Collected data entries
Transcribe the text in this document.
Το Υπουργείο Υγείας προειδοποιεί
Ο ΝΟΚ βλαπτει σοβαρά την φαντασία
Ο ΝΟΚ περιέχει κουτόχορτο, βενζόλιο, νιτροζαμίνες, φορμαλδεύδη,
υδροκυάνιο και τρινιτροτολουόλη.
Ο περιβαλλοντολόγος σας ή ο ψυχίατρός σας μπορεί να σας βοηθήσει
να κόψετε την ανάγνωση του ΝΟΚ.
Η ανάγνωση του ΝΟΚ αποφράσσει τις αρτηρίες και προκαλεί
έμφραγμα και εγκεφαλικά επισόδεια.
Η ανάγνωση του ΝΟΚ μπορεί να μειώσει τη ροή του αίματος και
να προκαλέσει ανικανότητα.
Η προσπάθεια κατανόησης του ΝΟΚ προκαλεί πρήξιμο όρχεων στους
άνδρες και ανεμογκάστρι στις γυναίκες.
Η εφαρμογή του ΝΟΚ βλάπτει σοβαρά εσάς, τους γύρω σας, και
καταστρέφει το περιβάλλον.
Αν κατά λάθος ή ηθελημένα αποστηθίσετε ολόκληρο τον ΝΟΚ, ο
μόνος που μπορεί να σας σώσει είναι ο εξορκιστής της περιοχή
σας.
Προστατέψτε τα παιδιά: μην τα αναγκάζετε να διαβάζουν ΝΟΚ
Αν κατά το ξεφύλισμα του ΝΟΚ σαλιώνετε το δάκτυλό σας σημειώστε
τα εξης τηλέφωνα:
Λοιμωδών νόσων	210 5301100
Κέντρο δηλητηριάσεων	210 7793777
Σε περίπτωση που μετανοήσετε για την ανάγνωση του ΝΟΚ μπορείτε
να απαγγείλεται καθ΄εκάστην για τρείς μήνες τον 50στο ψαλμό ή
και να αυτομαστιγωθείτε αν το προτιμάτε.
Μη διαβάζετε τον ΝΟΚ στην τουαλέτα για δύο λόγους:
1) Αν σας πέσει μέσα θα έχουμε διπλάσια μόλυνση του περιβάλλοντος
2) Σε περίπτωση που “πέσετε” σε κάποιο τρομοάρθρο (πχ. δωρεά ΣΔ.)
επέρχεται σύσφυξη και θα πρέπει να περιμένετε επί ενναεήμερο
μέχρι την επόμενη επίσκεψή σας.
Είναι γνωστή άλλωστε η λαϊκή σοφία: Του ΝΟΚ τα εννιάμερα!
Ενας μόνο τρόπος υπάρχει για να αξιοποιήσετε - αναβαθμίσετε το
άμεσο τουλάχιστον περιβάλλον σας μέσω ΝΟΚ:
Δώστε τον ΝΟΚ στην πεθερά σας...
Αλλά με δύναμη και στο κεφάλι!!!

## The task
Working from the listing above, pick out every line that has "προκαλεί" and copy it.

## The answer
Η ανάγνωση του ΝΟΚ αποφράσσει τις αρτηρίες και προκαλεί
Η προσπάθεια κατανόησης του ΝΟΚ προκαλεί πρήξιμο όρχεων στους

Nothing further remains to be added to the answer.